Look below. Copy each line that has "PPUN" in it.

__Input rows__.
*-*-*

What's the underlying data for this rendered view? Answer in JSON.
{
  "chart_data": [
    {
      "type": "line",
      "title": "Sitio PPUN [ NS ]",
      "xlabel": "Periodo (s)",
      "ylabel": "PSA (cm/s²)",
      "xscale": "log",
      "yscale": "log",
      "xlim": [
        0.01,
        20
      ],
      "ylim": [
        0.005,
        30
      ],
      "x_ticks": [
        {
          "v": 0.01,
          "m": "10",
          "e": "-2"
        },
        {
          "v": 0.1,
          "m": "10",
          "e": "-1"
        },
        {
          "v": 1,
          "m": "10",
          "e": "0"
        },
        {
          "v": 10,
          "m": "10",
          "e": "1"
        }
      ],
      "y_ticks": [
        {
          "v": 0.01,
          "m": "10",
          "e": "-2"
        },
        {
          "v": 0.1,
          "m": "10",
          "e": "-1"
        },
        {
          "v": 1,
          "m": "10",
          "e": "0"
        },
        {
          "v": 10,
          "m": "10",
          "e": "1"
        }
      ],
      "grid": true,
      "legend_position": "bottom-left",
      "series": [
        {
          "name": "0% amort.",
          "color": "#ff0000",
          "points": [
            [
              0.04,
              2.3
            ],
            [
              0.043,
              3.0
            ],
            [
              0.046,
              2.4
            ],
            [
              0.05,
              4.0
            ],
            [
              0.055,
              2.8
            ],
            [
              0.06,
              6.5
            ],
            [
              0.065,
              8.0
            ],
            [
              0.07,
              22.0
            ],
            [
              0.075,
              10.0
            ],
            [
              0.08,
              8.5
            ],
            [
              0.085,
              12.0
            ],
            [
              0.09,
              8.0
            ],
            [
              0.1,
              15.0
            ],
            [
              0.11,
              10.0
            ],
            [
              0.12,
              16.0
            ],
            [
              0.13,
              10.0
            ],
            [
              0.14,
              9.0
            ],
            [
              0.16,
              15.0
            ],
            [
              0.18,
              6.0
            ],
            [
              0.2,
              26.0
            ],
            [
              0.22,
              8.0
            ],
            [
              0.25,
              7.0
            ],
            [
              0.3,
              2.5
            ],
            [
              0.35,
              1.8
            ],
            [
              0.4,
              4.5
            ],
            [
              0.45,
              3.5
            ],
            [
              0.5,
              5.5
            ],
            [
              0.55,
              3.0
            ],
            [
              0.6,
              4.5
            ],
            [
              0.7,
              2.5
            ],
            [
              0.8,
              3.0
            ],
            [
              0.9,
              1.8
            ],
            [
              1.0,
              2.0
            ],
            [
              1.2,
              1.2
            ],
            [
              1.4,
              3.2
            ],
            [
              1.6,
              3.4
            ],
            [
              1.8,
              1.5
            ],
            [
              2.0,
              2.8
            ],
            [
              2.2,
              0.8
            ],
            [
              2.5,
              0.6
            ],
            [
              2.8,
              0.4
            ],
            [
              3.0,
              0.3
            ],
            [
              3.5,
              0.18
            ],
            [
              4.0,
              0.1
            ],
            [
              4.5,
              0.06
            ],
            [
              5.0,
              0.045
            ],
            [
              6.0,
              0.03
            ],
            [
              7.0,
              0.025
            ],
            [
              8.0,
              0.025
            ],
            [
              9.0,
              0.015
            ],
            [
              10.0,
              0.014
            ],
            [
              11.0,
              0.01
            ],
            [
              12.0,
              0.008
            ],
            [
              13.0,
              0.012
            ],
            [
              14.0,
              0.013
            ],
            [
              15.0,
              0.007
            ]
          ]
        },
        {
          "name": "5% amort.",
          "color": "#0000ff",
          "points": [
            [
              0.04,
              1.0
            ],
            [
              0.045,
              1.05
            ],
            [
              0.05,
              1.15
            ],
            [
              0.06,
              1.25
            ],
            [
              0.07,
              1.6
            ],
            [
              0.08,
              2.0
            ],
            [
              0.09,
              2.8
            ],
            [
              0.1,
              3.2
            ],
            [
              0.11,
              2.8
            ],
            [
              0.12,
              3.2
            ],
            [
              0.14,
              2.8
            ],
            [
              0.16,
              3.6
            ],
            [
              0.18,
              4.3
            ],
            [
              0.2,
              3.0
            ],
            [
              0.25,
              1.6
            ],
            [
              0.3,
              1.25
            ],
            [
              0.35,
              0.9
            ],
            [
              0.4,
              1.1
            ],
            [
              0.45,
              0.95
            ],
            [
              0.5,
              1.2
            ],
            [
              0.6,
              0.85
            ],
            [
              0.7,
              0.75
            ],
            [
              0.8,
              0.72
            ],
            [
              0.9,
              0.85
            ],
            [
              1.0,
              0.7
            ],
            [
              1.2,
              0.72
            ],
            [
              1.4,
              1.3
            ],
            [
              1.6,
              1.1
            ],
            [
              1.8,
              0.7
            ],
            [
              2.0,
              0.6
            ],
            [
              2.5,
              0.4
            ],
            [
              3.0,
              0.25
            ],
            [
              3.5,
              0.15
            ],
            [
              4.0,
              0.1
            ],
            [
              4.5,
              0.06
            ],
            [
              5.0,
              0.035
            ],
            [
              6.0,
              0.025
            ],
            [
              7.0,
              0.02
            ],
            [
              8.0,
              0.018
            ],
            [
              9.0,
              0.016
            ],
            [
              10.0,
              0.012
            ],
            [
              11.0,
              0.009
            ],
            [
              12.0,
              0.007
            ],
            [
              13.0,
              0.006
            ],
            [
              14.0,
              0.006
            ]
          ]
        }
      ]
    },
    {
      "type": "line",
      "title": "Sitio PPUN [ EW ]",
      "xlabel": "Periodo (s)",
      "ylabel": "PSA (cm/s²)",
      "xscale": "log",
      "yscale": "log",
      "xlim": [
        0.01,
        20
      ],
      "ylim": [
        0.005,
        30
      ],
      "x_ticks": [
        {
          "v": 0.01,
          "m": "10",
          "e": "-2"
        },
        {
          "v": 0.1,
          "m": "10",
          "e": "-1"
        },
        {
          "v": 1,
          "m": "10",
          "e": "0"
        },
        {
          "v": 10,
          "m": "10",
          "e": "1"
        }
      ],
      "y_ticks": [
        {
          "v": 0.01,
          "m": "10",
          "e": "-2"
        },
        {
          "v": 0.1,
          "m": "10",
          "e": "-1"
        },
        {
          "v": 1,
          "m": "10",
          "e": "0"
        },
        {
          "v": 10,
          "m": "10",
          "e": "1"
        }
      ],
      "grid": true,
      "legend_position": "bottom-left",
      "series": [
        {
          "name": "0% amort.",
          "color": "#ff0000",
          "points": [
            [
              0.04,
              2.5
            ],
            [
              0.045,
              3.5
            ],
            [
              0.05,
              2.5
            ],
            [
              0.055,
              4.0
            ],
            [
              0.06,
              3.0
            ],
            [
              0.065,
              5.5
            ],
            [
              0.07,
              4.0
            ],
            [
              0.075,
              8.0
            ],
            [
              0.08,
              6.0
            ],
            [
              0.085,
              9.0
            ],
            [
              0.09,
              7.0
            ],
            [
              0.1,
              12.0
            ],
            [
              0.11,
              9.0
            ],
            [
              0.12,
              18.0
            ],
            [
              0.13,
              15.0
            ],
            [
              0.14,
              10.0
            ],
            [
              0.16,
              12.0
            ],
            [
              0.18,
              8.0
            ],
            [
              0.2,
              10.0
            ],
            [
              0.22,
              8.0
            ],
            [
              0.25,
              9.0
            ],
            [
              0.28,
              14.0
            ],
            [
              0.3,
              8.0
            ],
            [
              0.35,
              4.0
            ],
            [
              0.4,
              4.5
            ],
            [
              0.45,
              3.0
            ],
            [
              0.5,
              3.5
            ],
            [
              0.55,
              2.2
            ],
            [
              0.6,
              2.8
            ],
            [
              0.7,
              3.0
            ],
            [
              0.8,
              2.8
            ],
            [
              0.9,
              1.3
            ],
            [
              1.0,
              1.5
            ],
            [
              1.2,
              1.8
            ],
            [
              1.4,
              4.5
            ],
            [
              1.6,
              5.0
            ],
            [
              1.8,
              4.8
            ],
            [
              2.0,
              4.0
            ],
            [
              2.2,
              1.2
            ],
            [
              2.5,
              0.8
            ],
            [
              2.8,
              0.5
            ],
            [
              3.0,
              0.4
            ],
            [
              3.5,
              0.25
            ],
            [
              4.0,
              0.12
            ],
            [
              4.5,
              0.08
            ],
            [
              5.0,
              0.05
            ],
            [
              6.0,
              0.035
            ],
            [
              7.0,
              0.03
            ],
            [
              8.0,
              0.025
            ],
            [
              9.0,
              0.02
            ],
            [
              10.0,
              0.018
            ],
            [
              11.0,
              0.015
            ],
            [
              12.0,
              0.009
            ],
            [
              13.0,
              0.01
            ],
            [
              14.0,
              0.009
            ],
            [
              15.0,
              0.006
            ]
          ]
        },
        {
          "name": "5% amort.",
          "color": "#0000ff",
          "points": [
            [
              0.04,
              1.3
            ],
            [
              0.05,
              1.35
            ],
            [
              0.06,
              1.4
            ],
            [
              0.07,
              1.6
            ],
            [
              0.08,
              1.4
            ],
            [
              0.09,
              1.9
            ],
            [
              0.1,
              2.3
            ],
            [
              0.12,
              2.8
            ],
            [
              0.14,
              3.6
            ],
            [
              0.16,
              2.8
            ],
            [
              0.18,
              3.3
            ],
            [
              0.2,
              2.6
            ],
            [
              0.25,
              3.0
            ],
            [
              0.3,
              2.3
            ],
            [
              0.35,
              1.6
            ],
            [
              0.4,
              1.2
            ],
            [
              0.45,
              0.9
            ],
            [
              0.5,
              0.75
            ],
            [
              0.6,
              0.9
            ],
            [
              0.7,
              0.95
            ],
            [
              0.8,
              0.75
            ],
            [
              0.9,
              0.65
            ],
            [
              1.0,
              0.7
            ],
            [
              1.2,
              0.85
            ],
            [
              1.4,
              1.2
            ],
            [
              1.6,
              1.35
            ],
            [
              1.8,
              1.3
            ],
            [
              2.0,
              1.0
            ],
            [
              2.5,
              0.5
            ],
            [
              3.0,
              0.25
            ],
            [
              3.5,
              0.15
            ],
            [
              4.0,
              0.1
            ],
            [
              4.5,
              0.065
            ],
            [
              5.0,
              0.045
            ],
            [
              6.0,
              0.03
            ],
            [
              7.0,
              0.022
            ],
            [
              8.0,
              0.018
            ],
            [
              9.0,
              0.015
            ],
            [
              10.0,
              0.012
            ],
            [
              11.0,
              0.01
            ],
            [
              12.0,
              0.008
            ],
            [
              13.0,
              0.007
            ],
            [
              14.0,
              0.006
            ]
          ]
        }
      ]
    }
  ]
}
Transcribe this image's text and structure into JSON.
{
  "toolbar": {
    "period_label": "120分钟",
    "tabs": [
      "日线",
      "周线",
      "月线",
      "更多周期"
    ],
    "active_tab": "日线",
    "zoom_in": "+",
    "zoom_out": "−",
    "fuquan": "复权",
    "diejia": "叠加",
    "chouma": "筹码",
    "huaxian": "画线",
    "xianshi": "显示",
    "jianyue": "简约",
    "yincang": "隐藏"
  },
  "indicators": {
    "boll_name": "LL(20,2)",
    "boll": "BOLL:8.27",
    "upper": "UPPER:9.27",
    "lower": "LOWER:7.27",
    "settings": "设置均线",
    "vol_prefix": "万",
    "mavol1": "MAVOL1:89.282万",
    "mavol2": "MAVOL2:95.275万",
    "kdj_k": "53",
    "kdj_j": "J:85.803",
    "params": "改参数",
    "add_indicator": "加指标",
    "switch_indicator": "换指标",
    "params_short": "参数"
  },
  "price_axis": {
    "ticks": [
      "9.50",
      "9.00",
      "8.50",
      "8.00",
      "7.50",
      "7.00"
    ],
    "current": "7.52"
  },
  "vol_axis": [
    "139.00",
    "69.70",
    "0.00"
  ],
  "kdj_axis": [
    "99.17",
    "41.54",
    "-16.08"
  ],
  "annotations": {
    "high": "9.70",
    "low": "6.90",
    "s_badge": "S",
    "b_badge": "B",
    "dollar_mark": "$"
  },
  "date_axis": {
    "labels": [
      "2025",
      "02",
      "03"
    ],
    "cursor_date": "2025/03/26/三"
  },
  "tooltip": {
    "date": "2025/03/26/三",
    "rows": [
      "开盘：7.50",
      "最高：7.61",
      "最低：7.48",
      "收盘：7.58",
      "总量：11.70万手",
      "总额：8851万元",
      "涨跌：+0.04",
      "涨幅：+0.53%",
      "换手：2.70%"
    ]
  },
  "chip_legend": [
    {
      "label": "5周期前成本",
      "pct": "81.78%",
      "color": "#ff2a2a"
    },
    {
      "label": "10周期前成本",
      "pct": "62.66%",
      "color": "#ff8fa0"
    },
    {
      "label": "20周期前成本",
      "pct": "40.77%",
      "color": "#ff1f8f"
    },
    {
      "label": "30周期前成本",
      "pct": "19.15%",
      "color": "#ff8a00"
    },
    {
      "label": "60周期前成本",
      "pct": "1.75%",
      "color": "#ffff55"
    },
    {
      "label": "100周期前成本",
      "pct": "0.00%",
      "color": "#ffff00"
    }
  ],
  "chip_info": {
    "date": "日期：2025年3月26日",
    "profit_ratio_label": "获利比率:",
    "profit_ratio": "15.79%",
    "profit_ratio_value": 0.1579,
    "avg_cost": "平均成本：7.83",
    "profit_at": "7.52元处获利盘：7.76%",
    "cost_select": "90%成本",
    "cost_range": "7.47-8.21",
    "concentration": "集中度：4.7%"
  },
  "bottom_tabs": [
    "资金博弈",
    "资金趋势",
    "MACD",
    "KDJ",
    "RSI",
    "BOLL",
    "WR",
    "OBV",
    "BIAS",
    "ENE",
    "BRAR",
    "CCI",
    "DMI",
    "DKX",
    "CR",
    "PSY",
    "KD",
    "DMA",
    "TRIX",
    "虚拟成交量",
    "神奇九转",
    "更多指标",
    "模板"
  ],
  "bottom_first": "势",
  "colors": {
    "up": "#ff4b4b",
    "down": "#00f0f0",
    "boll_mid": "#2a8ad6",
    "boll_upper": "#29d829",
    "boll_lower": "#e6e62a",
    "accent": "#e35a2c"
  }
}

*-*-*

__Task answer__.
      "title": "Sitio PPUN [ NS ]",
      "title": "Sitio PPUN [ EW ]",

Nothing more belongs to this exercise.